• [TAREFA]: Prossiga o texto sobre o Padre José Fabriciano Pereira Serpa a partir da última frase apresentada.

• [TEXTO]:
++++++++++
PADRE JOSÉ FABRICIANO PEREIRA SERPA

Um pároco ilhéu

Padre José Fabriciano Pereira Serpa

Escondida atrás de morros, olhando para o mar, a Freguesia de Nossa Senhora das Necessidades e Santo Antônio, Santo Antônio de Lisboa na Ilha de Santa Catarina, tendo à esquerda Cacupé e à direita Sambaqui, conserva o casario açoriano, o espírito familiar e a tradição católica. A paróquia foi criada em 1750, uma das primeiras fundadas para o atendimento religioso dos imigrantes açorianos. Sua igreja matriz é a única que conserva os mesmos traços arquitetônicos do século XVIII.

Dois filhos padres, nela nascidos, por longo tempo ali paroquiaram: o Pe. Lourenço Rodrigues de Andrade (1762-1843) e o Pe. José Fabriciano Pereira Serpa. Pe. Lourenço representou Santa Catarina nas Cortes de Lisboa e, com a Independência, foi nomeado Senador vitalício do Império se fixando no Rio de Janeiro onde morreu e foi sepultado. Paroquiou a Freguesia de 1797 a 1821. O Pe. Serpa, chamado pelo povo de “Padre Zeca”, paroquiou de 1869 a 1922, mais de meio século.

José Fabriciano Pereira Serpa nasceu na Praia do Toló, em Sambaqui, em 22 de agosto de 1843, filho do Capitão José Pereira Serpa e de Maria Laureana de Andrade Serpa. Estudou no Seminário arquiepiscopal de São Salvador da Bahia, em cuja catedral foi ordenado presbítero pelo arcebispo Dom Manuel Joaquim da Silveira, em 02 de janeiro de 1869. Cantou a Primeira Missa em seu torrão natal em 20 de junho do mesmo ano, e dele foi nomeado pároco em 17 de agosto de 1869, ali permanecendo até sua morte, em 05 de outubro de 1922, após 53 anos de paroquiato.
++++++++++
• [MATERIAL EXIBIDO]:
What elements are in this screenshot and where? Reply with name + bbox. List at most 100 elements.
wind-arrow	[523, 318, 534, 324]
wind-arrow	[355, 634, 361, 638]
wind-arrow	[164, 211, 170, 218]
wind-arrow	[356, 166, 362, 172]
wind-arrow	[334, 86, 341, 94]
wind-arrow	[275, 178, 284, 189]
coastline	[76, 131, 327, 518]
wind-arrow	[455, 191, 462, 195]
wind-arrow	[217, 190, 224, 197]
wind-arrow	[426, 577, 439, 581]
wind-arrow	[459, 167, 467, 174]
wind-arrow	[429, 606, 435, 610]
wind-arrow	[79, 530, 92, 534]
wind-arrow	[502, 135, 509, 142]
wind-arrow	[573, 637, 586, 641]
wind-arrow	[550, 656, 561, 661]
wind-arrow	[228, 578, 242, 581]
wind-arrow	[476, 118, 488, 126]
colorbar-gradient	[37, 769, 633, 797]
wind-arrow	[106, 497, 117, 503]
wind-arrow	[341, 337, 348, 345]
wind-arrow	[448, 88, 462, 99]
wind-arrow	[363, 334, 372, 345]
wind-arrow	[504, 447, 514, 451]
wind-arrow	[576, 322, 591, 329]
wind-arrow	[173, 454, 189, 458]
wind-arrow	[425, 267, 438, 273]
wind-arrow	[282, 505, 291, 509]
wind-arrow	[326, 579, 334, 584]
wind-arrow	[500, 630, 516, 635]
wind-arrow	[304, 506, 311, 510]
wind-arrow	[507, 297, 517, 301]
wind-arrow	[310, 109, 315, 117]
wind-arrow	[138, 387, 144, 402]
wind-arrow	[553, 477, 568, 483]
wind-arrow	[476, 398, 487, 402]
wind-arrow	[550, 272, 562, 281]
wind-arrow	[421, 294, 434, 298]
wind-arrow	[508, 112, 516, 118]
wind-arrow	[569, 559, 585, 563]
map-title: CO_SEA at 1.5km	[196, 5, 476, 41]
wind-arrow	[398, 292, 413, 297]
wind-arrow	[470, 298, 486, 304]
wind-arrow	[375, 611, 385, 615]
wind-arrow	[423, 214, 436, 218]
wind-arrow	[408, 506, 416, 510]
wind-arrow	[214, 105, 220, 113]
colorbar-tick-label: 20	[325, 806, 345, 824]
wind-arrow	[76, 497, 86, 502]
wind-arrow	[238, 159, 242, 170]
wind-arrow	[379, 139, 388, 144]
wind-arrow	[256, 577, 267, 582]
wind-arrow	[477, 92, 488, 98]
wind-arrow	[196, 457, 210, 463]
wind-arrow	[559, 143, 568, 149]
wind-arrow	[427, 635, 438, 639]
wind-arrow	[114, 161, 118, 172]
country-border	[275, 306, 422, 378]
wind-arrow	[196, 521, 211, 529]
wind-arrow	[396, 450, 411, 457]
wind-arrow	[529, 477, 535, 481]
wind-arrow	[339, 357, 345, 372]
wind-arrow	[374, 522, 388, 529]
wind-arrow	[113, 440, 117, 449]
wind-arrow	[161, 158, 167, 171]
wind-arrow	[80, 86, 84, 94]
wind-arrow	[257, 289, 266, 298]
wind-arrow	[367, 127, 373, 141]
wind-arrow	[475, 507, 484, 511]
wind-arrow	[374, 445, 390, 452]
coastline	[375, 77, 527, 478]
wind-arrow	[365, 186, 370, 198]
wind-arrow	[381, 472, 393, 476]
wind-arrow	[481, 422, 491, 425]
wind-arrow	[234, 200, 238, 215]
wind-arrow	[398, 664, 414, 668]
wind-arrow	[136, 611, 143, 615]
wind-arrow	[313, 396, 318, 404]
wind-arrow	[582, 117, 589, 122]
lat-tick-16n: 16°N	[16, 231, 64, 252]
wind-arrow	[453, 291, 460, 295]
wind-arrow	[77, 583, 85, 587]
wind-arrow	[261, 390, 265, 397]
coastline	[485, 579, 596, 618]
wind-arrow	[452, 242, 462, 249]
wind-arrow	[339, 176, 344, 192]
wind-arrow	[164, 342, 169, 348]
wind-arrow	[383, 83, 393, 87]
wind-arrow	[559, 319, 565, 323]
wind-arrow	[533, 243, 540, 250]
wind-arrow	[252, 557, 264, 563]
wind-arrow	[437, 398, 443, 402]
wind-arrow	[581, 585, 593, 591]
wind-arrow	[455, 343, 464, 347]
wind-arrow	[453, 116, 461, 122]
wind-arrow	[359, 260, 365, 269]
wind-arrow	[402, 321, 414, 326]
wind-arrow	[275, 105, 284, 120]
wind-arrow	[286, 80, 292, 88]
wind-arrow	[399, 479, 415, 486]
++++++++++
• [RESPOSTA]:
A Ilha de Santa Catarina, pobre, com poucos moradores, tinha carência de padres. Por isso, Pe. José Serpa aceitou atender a outras freguesias, se locomovendo a cavalo, de canoa, a pé, de carroça. Deste modo, acumulou as comunidades paroquiais de Nossa Senhora da Conceição da Lagoa (1869-1879), São Francisco de Paula de Canasvieiras e São João Batista do Rio Vermelho (1871-1879; 1891-1922) e, no Continente fronteiriço, São Miguel da Terra Firme, Biguaçu (1873-1901).

Interessado pela política, foi suplente a Deputado Provincial na 22ª. Legislatura (1878-1879) e Deputado Provincial na 23ª. Legislatura (1880-1881).

A casa do padre era a casa de todos

Afirma o historiador Sérgio Luiz Ferreira que “a casa do padre Serpa era uma grande casa de alvenaria de um pavimento só, com janelas em arco, e se situava onde hoje está o salão da igreja. Padre José possuía escravos domésticos, e com ele residiam duas irmãs, Maria Leopoldina Serpa da Costa, viúva, e Maria Cândida Serpa, solteira, e vários sobrinhos. Saul Wagner, sobrinho-neto do Padre Serpa, foi criado em sua casa e pelos escravos era chamado de ‘Sinhozinho’”. Tinha inúmeros afilhados na região. Com a Lei Áurea de 1888, os escravos foram alforriados e permaneceram na casa do Pe. “Zeca”. Pode-se imaginar a movimentação dessa casa do padre e que era casa paroquial.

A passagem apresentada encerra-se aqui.